> [WHAT THE TASK ASKS]: Go through the entries and transcribe each one exactly, dropping the pictures.
·····
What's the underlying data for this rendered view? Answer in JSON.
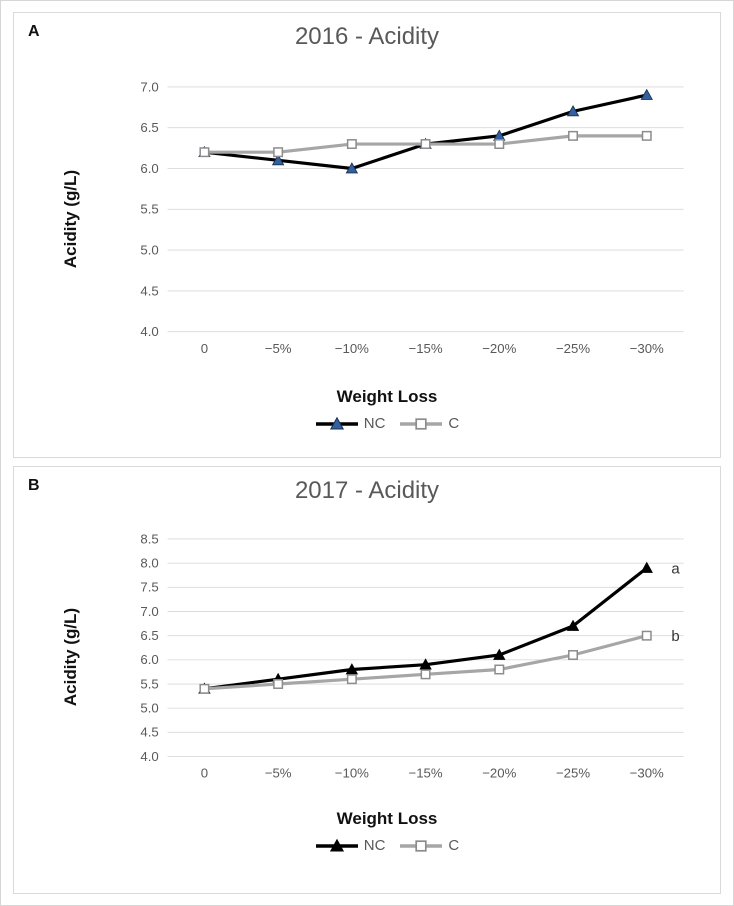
{
  "figure": {
    "description": "Two stacked line charts comparing acidity vs weight loss for NC and C treatments in 2016 and 2017"
  },
  "colors": {
    "grid": "#d9d9d9",
    "tick_text": "#595959",
    "title_text": "#595959",
    "axis_title_text": "#111111",
    "nc_line": "#000000",
    "c_line": "#a6a6a6",
    "nc_marker_fill_2016": "#35609f",
    "nc_marker_stroke_2016": "#16304f",
    "nc_marker_fill_2017": "#000000",
    "c_marker_fill": "#ffffff",
    "c_marker_stroke": "#8c8c8c"
  },
  "chart_data": [
    {
      "type": "line",
      "panel_label": "A",
      "title": "2016 - Acidity",
      "xlabel": "Weight Loss",
      "ylabel": "Acidity (g/L)",
      "categories": [
        "0",
        "−5%",
        "−10%",
        "−15%",
        "−20%",
        "−25%",
        "−30%"
      ],
      "ylim": [
        4.0,
        7.0
      ],
      "ytick_labels": [
        "4.0",
        "4.5",
        "5.0",
        "5.5",
        "6.0",
        "6.5",
        "7.0"
      ],
      "grid": "horizontal",
      "legend_position": "bottom",
      "series": [
        {
          "name": "NC",
          "values": [
            6.2,
            6.1,
            6.0,
            6.3,
            6.4,
            6.7,
            6.9
          ],
          "line_color": "#000000",
          "marker": "triangle",
          "marker_fill": "#35609f",
          "marker_stroke": "#16304f"
        },
        {
          "name": "C",
          "values": [
            6.2,
            6.2,
            6.3,
            6.3,
            6.3,
            6.4,
            6.4
          ],
          "line_color": "#a6a6a6",
          "marker": "square-open",
          "marker_fill": "#ffffff",
          "marker_stroke": "#8c8c8c"
        }
      ],
      "annotations": []
    },
    {
      "type": "line",
      "panel_label": "B",
      "title": "2017 - Acidity",
      "xlabel": "Weight Loss",
      "ylabel": "Acidity (g/L)",
      "categories": [
        "0",
        "−5%",
        "−10%",
        "−15%",
        "−20%",
        "−25%",
        "−30%"
      ],
      "ylim": [
        4.0,
        8.5
      ],
      "ytick_labels": [
        "4.0",
        "4.5",
        "5.0",
        "5.5",
        "6.0",
        "6.5",
        "7.0",
        "7.5",
        "8.0",
        "8.5"
      ],
      "grid": "horizontal",
      "legend_position": "bottom",
      "series": [
        {
          "name": "NC",
          "values": [
            5.4,
            5.6,
            5.8,
            5.9,
            6.1,
            6.7,
            7.9
          ],
          "line_color": "#000000",
          "marker": "triangle",
          "marker_fill": "#000000",
          "marker_stroke": "#000000"
        },
        {
          "name": "C",
          "values": [
            5.4,
            5.5,
            5.6,
            5.7,
            5.8,
            6.1,
            6.5
          ],
          "line_color": "#a6a6a6",
          "marker": "square-open",
          "marker_fill": "#ffffff",
          "marker_stroke": "#8c8c8c"
        }
      ],
      "annotations": [
        {
          "text": "a",
          "series": 0,
          "point": 6
        },
        {
          "text": "b",
          "series": 1,
          "point": 6
        }
      ]
    }
  ]
}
·····
> [RESPONSE TO THIS TASK]:
What's the underlying data for this rendered view? Answer in JSON.
{
  "figure": {
    "description": "Two stacked line charts comparing acidity vs weight loss for NC and C treatments in 2016 and 2017"
  },
  "colors": {
    "grid": "#d9d9d9",
    "tick_text": "#595959",
    "title_text": "#595959",
    "axis_title_text": "#111111",
    "nc_line": "#000000",
    "c_line": "#a6a6a6",
    "nc_marker_fill_2016": "#35609f",
    "nc_marker_stroke_2016": "#16304f",
    "nc_marker_fill_2017": "#000000",
    "c_marker_fill": "#ffffff",
    "c_marker_stroke": "#8c8c8c"
  },
  "chart_data": [
    {
      "type": "line",
      "panel_label": "A",
      "title": "2016 - Acidity",
      "xlabel": "Weight Loss",
      "ylabel": "Acidity (g/L)",
      "categories": [
        "0",
        "−5%",
        "−10%",
        "−15%",
        "−20%",
        "−25%",
        "−30%"
      ],
      "ylim": [
        4.0,
        7.0
      ],
      "ytick_labels": [
        "4.0",
        "4.5",
        "5.0",
        "5.5",
        "6.0",
        "6.5",
        "7.0"
      ],
      "grid": "horizontal",
      "legend_position": "bottom",
      "series": [
        {
          "name": "NC",
          "values": [
            6.2,
            6.1,
            6.0,
            6.3,
            6.4,
            6.7,
            6.9
          ],
          "line_color": "#000000",
          "marker": "triangle",
          "marker_fill": "#35609f",
          "marker_stroke": "#16304f"
        },
        {
          "name": "C",
          "values": [
            6.2,
            6.2,
            6.3,
            6.3,
            6.3,
            6.4,
            6.4
          ],
          "line_color": "#a6a6a6",
          "marker": "square-open",
          "marker_fill": "#ffffff",
          "marker_stroke": "#8c8c8c"
        }
      ],
      "annotations": []
    },
    {
      "type": "line",
      "panel_label": "B",
      "title": "2017 - Acidity",
      "xlabel": "Weight Loss",
      "ylabel": "Acidity (g/L)",
      "categories": [
        "0",
        "−5%",
        "−10%",
        "−15%",
        "−20%",
        "−25%",
        "−30%"
      ],
      "ylim": [
        4.0,
        8.5
      ],
      "ytick_labels": [
        "4.0",
        "4.5",
        "5.0",
        "5.5",
        "6.0",
        "6.5",
        "7.0",
        "7.5",
        "8.0",
        "8.5"
      ],
      "grid": "horizontal",
      "legend_position": "bottom",
      "series": [
        {
          "name": "NC",
          "values": [
            5.4,
            5.6,
            5.8,
            5.9,
            6.1,
            6.7,
            7.9
          ],
          "line_color": "#000000",
          "marker": "triangle",
          "marker_fill": "#000000",
          "marker_stroke": "#000000"
        },
        {
          "name": "C",
          "values": [
            5.4,
            5.5,
            5.6,
            5.7,
            5.8,
            6.1,
            6.5
          ],
          "line_color": "#a6a6a6",
          "marker": "square-open",
          "marker_fill": "#ffffff",
          "marker_stroke": "#8c8c8c"
        }
      ],
      "annotations": [
        {
          "text": "a",
          "series": 0,
          "point": 6
        },
        {
          "text": "b",
          "series": 1,
          "point": 6
        }
      ]
    }
  ]
}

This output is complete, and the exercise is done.